▶ Prompt 1: In the post about life with a drinking partner, how long has the partner lived where he lives now?
▶ Prompt 2: Do these statements agree with the post about life with a drinking partner? Answer yes or no for each, and quote the deciding words. (a) The writer refused to marry the partner while he keeps drinking. (b) The writer's ex-husband never returned to his hometown. (c) The partner is younger than the writer.

▶ Excerpted passage:
********

1. His claims- I am to young for him. He is 54 and I am 49. People say he looks 60 years old.

2. He says we need to get legally marred as god will bless us. Told him on Sunday, while having dinner and he was sober I will not marry him as long as he is drinking so the conversation needs to stop.

3. I started to look at other men myself and flirting with them and just ignoring him.

4. I know this relationship is not working and will not work so long as he is using. I have given up all hope and just do not care anymore. In fact Friday night he and I went to the pub and a man took interest in me. He was drunk and became jealous, trying to cling to me and I tried to avoid him. It was the cat and mouse game for the evening. He admitted he was jealous. Good.

5. I can not tolerate when he is sober, he gets miserable. I am enjoying when he is drinking. I am free to do as I want and go where I want. ( I do anyways) but him being drunk makes it easier to not feel guilt (if that makes sense).

6. He says he wants to move him to his hometown across the country next summer, no matter what. Sell the house and go. He says he has had enough of where he is living. He has been here 15 years and misses his family. If his family can not tolerate him for more than a week, what does that say. I just say we will see what happens. We do not know what tomorrow brings. I said he needs to sober up and think clear and if its to be, move. I do not see myself going with him, or being with him much longer so it does not matter about next summer. This thinking reminds me of my ex-husband. We had moved from his hometown and moved elsewhere and during our marriage all he would do is complain about moving home. He has moved back and remarried, and now complains about how expensive everything is and how he is financially broke and why he can not see his daughter who is disabled (21 years old) and I am looking after. Due to his new wife, his immediate family have distanced themselves from him. What was reason for moving home...I have no understanding of that thinking. I believe you make the best of where home is for you     

7. I feel angry at myself for getting messed up with another alcoholic knowing he was an active drinker when I first met him. He even admitted he is an alcoholic yet, here I am. I stay because I grew up in an alcoholic home and every relationship has been alcoholic based. I know what I am in for. Its familiar. Its normal. I am addicted to the highs and lows and the insane challenge of trying to fix. I am sick myself!

********

▶ Data block:
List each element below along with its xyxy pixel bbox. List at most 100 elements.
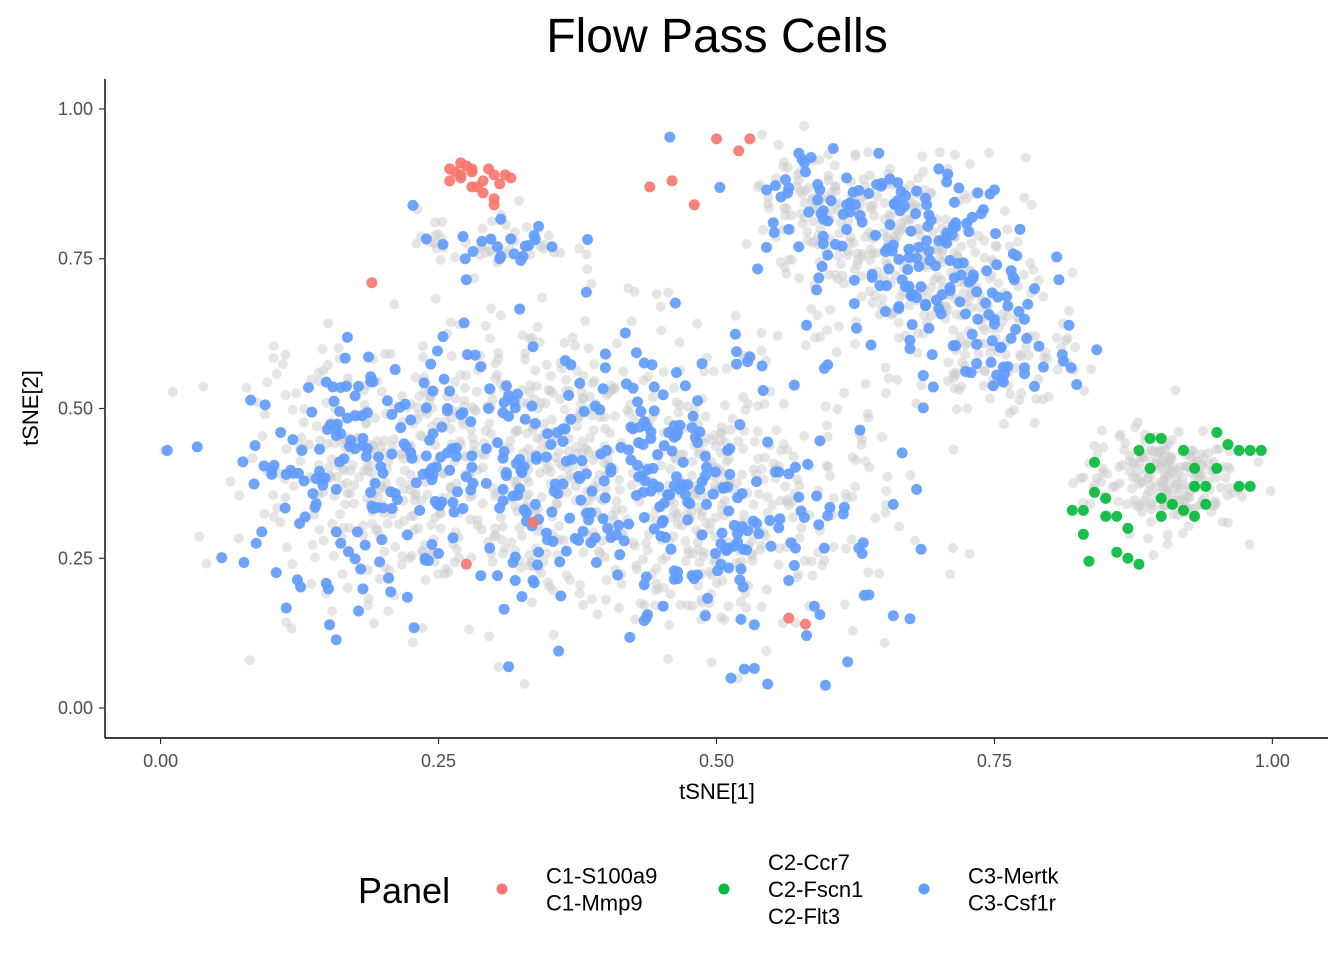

********

▶ Correct result 1: 15 years.

▶ Correct result 2:
(a) Yes: "I will not marry him as long as he is drinking"
(b) No: "He has moved back and remarried"
(c) No: "He is 54 and I am 49."